■ **Your instructions**
Copy every record below exactly.

(Entries with figure data)
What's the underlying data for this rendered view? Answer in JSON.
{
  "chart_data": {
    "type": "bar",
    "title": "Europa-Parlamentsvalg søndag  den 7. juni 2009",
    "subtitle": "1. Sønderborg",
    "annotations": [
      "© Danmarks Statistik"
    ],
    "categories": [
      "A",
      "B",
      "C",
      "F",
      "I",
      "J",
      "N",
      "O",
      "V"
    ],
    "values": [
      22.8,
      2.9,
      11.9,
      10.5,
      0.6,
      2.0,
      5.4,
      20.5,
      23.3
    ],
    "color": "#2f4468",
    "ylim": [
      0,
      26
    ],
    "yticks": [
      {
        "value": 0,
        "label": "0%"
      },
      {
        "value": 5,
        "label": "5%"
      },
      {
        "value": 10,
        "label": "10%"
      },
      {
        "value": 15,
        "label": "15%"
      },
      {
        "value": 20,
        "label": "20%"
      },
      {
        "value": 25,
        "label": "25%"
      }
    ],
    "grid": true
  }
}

■ **Answer below**
What's the underlying data for this rendered view? Answer in JSON.
{
  "chart_data": {
    "type": "bar",
    "title": "Europa-Parlamentsvalg søndag  den 7. juni 2009",
    "subtitle": "1. Sønderborg",
    "annotations": [
      "© Danmarks Statistik"
    ],
    "categories": [
      "A",
      "B",
      "C",
      "F",
      "I",
      "J",
      "N",
      "O",
      "V"
    ],
    "values": [
      22.8,
      2.9,
      11.9,
      10.5,
      0.6,
      2.0,
      5.4,
      20.5,
      23.3
    ],
    "color": "#2f4468",
    "ylim": [
      0,
      26
    ],
    "yticks": [
      {
        "value": 0,
        "label": "0%"
      },
      {
        "value": 5,
        "label": "5%"
      },
      {
        "value": 10,
        "label": "10%"
      },
      {
        "value": 15,
        "label": "15%"
      },
      {
        "value": 20,
        "label": "20%"
      },
      {
        "value": 25,
        "label": "25%"
      }
    ],
    "grid": true
  }
}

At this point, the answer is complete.